[Problem statement] State the count of lines below in which the word "Batch" appears, and add nothing.

[Exercise input]
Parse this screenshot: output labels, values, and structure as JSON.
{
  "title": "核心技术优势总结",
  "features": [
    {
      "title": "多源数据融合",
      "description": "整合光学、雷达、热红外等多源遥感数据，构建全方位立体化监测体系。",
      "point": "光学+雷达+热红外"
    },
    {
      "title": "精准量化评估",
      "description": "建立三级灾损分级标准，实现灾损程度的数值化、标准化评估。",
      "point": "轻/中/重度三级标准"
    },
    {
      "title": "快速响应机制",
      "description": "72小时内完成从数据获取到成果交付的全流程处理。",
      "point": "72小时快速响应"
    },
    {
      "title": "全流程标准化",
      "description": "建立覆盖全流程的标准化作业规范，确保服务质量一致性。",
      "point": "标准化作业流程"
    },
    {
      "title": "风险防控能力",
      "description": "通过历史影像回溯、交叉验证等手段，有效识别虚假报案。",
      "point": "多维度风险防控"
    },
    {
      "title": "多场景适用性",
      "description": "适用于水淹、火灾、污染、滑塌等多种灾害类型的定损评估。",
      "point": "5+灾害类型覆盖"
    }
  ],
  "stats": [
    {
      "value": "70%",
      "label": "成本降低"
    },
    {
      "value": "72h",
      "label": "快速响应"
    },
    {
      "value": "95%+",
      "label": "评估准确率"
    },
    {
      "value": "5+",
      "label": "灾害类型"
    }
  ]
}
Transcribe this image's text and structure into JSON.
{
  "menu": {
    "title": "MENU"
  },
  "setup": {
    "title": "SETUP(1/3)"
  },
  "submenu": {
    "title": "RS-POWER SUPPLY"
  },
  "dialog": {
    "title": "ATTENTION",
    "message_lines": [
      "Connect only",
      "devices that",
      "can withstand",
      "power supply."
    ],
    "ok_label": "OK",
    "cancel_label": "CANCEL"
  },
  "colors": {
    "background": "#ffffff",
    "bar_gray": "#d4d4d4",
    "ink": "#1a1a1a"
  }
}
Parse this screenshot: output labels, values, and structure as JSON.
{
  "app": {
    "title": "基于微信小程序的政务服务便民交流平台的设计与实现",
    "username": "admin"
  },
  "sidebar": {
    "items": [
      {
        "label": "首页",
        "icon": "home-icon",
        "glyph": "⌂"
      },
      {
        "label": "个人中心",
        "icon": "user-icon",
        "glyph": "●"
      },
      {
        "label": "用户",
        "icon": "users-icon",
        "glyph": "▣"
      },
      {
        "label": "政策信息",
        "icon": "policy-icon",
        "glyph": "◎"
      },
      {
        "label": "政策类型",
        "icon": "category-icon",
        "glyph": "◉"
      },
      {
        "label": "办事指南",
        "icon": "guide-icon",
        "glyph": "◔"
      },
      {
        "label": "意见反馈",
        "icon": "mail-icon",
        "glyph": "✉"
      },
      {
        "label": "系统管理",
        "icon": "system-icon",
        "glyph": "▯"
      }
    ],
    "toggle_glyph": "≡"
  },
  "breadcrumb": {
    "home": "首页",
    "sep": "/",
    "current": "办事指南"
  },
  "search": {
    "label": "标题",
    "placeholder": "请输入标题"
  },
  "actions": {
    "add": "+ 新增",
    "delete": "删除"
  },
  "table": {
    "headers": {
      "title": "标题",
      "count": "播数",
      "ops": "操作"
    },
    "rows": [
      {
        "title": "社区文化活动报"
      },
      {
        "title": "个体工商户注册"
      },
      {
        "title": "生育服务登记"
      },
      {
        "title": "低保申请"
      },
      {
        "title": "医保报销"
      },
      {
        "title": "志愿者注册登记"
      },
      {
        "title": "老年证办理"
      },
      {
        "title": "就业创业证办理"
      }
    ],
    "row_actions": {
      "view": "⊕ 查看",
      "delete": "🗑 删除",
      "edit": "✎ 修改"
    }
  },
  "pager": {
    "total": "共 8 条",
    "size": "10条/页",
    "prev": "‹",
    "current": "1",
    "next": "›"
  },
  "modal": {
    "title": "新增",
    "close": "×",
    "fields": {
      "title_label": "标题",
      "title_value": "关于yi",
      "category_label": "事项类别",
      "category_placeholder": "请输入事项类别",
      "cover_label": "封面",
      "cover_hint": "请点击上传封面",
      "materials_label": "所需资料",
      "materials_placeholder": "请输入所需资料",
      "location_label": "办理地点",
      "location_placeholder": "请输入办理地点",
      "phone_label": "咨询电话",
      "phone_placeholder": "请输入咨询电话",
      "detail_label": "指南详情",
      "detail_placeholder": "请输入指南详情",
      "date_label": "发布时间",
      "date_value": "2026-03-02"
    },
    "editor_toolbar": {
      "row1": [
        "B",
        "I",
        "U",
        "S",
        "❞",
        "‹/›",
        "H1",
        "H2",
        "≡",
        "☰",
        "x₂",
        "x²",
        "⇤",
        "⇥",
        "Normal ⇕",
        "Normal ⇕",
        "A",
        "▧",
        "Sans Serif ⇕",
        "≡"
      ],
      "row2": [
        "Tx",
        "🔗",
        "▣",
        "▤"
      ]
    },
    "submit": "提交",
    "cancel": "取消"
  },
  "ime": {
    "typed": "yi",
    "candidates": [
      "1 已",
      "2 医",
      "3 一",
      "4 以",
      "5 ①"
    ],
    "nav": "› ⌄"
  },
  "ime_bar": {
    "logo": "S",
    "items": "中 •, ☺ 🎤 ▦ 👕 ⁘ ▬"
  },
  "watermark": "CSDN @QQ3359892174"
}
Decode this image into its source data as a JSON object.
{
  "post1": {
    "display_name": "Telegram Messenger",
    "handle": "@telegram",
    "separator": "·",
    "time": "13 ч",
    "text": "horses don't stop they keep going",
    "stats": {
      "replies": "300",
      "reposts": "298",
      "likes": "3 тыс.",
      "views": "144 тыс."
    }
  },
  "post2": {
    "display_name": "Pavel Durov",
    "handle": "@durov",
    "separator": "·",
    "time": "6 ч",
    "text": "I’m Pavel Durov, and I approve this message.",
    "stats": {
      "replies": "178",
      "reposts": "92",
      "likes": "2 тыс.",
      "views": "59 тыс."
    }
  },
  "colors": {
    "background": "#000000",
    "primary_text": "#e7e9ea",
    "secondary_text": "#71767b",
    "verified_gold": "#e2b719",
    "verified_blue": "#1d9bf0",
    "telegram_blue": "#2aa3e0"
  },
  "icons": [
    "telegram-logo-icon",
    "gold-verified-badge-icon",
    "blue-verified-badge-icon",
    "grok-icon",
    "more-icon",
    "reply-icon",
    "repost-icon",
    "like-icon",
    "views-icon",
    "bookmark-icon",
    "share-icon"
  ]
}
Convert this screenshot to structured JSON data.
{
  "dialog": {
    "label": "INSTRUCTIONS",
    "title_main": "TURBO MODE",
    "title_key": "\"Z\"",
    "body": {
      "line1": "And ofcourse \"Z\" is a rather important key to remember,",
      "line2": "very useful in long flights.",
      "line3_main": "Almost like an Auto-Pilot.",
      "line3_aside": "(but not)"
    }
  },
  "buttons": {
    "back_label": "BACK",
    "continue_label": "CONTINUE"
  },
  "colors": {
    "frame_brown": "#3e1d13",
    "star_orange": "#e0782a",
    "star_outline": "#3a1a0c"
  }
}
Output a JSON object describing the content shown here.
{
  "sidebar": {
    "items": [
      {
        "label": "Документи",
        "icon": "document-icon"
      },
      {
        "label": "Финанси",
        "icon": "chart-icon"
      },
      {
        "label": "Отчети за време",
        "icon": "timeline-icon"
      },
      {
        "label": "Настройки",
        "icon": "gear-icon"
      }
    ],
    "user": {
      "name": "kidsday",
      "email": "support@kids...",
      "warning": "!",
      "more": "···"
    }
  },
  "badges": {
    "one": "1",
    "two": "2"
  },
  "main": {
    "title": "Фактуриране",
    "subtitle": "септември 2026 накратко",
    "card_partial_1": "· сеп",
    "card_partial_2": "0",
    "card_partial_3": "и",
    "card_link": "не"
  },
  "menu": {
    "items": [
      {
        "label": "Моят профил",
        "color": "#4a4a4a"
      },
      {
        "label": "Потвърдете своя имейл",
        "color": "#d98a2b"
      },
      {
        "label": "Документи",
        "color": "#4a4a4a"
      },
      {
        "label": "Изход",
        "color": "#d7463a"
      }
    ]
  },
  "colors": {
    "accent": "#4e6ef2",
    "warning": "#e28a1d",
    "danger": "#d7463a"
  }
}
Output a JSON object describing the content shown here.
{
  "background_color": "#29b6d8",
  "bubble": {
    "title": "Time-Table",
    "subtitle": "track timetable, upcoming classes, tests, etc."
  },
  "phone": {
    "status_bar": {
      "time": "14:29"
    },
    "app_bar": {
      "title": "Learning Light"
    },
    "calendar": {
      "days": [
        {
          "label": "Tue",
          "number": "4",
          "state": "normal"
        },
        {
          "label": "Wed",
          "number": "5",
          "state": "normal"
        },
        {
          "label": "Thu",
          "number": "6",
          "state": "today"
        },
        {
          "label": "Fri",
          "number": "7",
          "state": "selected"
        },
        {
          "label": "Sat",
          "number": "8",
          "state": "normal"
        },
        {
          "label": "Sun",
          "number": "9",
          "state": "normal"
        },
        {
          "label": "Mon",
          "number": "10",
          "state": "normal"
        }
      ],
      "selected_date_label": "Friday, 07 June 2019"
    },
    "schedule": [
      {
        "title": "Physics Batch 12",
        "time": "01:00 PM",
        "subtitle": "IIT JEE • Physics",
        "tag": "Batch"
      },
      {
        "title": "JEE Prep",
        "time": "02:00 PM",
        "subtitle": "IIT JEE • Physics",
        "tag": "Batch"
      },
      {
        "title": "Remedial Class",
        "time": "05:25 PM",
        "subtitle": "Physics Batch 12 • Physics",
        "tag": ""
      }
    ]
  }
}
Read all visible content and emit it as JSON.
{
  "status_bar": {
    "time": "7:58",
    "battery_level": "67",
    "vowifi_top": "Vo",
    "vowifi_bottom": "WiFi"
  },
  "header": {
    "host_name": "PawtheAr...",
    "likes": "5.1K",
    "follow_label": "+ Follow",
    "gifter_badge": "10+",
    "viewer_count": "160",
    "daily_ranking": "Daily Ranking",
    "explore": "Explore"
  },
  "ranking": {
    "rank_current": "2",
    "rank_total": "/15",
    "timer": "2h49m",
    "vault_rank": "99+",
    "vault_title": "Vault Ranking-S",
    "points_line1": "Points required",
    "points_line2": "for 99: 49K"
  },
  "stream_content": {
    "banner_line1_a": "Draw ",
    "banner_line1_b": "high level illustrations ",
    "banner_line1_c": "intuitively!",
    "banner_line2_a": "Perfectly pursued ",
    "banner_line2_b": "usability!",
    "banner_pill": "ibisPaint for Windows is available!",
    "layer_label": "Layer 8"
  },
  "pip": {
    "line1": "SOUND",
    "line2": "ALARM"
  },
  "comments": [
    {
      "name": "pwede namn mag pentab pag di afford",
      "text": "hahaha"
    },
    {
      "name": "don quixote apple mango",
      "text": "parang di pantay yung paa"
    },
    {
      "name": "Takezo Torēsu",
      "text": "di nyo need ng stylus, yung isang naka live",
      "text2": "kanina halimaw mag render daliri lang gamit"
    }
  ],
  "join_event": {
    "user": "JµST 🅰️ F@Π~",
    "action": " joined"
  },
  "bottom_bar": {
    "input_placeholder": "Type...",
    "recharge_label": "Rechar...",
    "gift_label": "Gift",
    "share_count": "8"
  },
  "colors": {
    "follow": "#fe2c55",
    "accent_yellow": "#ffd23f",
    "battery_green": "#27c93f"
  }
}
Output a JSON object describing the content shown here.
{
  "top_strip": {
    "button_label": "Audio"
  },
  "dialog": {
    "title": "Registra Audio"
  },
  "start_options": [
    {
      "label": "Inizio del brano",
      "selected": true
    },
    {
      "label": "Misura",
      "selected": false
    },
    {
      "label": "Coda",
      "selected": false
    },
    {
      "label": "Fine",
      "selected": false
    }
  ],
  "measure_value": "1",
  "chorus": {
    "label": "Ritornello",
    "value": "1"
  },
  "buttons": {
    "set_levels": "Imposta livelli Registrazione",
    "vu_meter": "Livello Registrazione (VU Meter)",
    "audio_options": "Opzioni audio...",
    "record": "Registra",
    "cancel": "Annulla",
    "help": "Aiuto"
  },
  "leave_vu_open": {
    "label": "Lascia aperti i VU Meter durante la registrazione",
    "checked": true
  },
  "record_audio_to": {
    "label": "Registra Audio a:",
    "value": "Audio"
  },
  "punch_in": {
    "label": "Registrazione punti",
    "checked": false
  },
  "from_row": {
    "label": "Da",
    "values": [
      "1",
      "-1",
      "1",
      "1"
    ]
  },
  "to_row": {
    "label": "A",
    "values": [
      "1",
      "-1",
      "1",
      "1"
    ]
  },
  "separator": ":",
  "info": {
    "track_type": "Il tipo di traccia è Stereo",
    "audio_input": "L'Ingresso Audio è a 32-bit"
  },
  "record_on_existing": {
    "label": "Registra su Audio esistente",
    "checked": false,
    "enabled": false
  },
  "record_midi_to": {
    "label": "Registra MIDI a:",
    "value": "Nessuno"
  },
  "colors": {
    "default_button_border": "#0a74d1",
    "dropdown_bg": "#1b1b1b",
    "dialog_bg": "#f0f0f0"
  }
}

[Exercise result] 4